[start of Entries provided]

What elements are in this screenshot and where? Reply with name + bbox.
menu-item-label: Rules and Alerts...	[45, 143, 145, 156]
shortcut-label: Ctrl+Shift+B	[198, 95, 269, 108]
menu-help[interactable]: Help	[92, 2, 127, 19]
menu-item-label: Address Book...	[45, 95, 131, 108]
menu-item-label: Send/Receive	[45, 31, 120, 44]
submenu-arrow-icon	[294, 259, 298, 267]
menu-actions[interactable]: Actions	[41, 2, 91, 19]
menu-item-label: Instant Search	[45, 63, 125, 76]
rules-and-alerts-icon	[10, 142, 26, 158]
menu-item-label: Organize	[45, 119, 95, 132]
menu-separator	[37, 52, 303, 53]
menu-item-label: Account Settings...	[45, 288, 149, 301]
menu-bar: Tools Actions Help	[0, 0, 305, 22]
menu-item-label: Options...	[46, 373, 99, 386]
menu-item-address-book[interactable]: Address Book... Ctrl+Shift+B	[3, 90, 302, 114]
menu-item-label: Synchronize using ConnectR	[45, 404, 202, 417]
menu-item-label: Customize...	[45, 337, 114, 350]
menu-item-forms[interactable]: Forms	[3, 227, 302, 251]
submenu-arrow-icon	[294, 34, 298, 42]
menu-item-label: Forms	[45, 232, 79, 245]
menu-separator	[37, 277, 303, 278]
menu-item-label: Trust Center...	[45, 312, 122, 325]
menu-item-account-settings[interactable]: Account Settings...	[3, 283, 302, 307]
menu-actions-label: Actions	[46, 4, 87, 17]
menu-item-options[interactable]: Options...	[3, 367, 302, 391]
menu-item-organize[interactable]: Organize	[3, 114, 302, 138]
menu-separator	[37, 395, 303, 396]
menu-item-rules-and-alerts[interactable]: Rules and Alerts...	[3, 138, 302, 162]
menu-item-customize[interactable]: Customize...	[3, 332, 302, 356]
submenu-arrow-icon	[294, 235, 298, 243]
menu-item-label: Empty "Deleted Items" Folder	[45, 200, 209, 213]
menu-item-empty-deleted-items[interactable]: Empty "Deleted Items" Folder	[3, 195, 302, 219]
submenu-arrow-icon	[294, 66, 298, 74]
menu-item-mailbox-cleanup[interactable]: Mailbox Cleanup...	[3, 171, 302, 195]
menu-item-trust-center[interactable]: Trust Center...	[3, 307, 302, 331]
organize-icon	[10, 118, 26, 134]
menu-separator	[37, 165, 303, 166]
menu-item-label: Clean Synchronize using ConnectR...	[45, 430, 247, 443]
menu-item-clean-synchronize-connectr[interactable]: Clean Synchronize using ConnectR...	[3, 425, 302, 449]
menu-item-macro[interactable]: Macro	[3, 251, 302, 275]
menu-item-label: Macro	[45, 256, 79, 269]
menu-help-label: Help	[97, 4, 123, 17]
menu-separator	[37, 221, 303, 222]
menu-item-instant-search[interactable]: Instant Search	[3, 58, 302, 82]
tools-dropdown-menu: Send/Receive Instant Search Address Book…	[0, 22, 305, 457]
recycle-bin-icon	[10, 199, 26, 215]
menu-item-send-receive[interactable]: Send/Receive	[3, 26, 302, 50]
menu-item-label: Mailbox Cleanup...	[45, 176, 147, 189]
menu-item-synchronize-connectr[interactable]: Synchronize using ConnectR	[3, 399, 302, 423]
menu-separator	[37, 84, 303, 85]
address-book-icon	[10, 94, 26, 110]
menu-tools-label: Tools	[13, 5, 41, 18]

[end of Entries provided]

**Exercise goal**
Please give every line of the entries above as a numbered list, leaving out any blank lines.

**Reply to the task**
1. What elements are in this screenshot and where? Reply with name + bbox.
2. menu-item-label: Rules and Alerts...	[45, 143, 145, 156]
3. shortcut-label: Ctrl+Shift+B	[198, 95, 269, 108]
4. menu-help[interactable]: Help	[92, 2, 127, 19]
5. menu-item-label: Address Book...	[45, 95, 131, 108]
6. menu-item-label: Send/Receive	[45, 31, 120, 44]
7. submenu-arrow-icon	[294, 259, 298, 267]
8. menu-actions[interactable]: Actions	[41, 2, 91, 19]
9. menu-item-label: Instant Search	[45, 63, 125, 76]
10. rules-and-alerts-icon	[10, 142, 26, 158]
11. menu-item-label: Organize	[45, 119, 95, 132]
12. menu-separator	[37, 52, 303, 53]
13. menu-item-label: Account Settings...	[45, 288, 149, 301]
14. menu-bar: Tools Actions Help	[0, 0, 305, 22]
15. menu-item-label: Options...	[46, 373, 99, 386]
16. menu-item-address-book[interactable]: Address Book... Ctrl+Shift+B	[3, 90, 302, 114]
17. menu-item-label: Synchronize using ConnectR	[45, 404, 202, 417]
18. menu-item-label: Customize...	[45, 337, 114, 350]
19. menu-item-forms[interactable]: Forms	[3, 227, 302, 251]
20. submenu-arrow-icon	[294, 34, 298, 42]
21. menu-item-label: Forms	[45, 232, 79, 245]
22. menu-separator	[37, 277, 303, 278]
23. menu-item-label: Trust Center...	[45, 312, 122, 325]
24. menu-item-account-settings[interactable]: Account Settings...	[3, 283, 302, 307]
25. menu-actions-label: Actions	[46, 4, 87, 17]
26. menu-item-options[interactable]: Options...	[3, 367, 302, 391]
27. menu-item-organize[interactable]: Organize	[3, 114, 302, 138]
28. menu-separator	[37, 395, 303, 396]
29. menu-item-rules-and-alerts[interactable]: Rules and Alerts...	[3, 138, 302, 162]
30. menu-item-customize[interactable]: Customize...	[3, 332, 302, 356]
31. submenu-arrow-icon	[294, 235, 298, 243]
32. menu-item-label: Empty "Deleted Items" Folder	[45, 200, 209, 213]
33. menu-item-empty-deleted-items[interactable]: Empty "Deleted Items" Folder	[3, 195, 302, 219]
34. submenu-arrow-icon	[294, 66, 298, 74]
35. menu-item-mailbox-cleanup[interactable]: Mailbox Cleanup...	[3, 171, 302, 195]
36. menu-item-trust-center[interactable]: Trust Center...	[3, 307, 302, 331]
37. organize-icon	[10, 118, 26, 134]
38. menu-separator	[37, 165, 303, 166]
39. menu-item-label: Clean Synchronize using ConnectR...	[45, 430, 247, 443]
40. menu-item-clean-synchronize-connectr[interactable]: Clean Synchronize using ConnectR...	[3, 425, 302, 449]
41. menu-item-macro[interactable]: Macro	[3, 251, 302, 275]
42. menu-item-label: Macro	[45, 256, 79, 269]
43. menu-help-label: Help	[97, 4, 123, 17]
44. menu-separator	[37, 221, 303, 222]
45. menu-item-instant-search[interactable]: Instant Search	[3, 58, 302, 82]
46. tools-dropdown-menu: Send/Receive Instant Search Address Book…	[0, 22, 305, 457]
47. recycle-bin-icon	[10, 199, 26, 215]
48. menu-item-send-receive[interactable]: Send/Receive	[3, 26, 302, 50]
49. menu-item-label: Mailbox Cleanup...	[45, 176, 147, 189]
50. menu-item-synchronize-connectr[interactable]: Synchronize using ConnectR	[3, 399, 302, 423]
51. menu-separator	[37, 84, 303, 85]
52. address-book-icon	[10, 94, 26, 110]
53. menu-tools-label: Tools	[13, 5, 41, 18]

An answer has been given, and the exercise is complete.